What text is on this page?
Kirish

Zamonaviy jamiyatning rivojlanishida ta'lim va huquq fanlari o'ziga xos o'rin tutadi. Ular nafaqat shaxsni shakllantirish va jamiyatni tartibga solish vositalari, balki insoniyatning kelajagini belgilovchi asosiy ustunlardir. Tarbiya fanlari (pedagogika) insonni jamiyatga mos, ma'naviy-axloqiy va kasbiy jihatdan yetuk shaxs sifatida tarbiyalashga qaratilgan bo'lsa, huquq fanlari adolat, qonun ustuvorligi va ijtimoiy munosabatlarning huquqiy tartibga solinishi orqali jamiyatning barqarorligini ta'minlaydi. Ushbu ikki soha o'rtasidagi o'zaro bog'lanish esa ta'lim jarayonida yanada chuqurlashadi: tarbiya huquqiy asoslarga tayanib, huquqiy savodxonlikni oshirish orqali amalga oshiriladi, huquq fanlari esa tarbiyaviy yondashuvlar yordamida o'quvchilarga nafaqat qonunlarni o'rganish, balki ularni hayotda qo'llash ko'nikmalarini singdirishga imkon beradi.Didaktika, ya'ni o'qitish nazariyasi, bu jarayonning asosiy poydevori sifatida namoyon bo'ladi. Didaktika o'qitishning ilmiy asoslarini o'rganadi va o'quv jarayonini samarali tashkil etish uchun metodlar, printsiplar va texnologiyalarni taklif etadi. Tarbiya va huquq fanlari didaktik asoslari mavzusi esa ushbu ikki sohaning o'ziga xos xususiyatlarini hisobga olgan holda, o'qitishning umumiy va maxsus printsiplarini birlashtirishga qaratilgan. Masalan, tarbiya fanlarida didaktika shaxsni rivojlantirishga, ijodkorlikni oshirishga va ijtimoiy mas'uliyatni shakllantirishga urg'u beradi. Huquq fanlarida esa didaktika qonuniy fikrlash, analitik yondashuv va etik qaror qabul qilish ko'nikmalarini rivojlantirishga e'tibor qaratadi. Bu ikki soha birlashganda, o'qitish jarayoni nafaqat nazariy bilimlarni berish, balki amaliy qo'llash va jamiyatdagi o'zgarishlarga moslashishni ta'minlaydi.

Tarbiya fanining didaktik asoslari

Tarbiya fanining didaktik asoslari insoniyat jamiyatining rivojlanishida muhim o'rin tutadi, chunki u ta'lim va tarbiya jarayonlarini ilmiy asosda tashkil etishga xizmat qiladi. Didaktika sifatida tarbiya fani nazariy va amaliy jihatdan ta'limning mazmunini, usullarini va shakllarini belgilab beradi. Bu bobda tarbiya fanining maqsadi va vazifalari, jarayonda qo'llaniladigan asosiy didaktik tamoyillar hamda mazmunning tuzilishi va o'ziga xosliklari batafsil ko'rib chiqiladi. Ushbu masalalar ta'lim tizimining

### GOAL
Using the listing above, pick out each line that contains the word "fanining", then copy it.

### EXERCISE ANSWER
Tarbiya fanining didaktik asoslari
Tarbiya fanining didaktik asoslari insoniyat jamiyatining rivojlanishida muhim o'rin tutadi, chunki u ta'lim va tarbiya jarayonlarini ilmiy asosda tashkil etishga xizmat qiladi. Didaktika sifatida tarbiya fani nazariy va amaliy jihatdan ta'limning mazmunini, usullarini va shakllarini belgilab beradi. Bu bobda tarbiya fanining maqsadi va vazifalari, jarayonda qo'llaniladigan asosiy didaktik tamoyillar hamda mazmunning tuzilishi va o'ziga xosliklari batafsil ko'rib chiqiladi. Ushbu masalalar ta'lim tizimining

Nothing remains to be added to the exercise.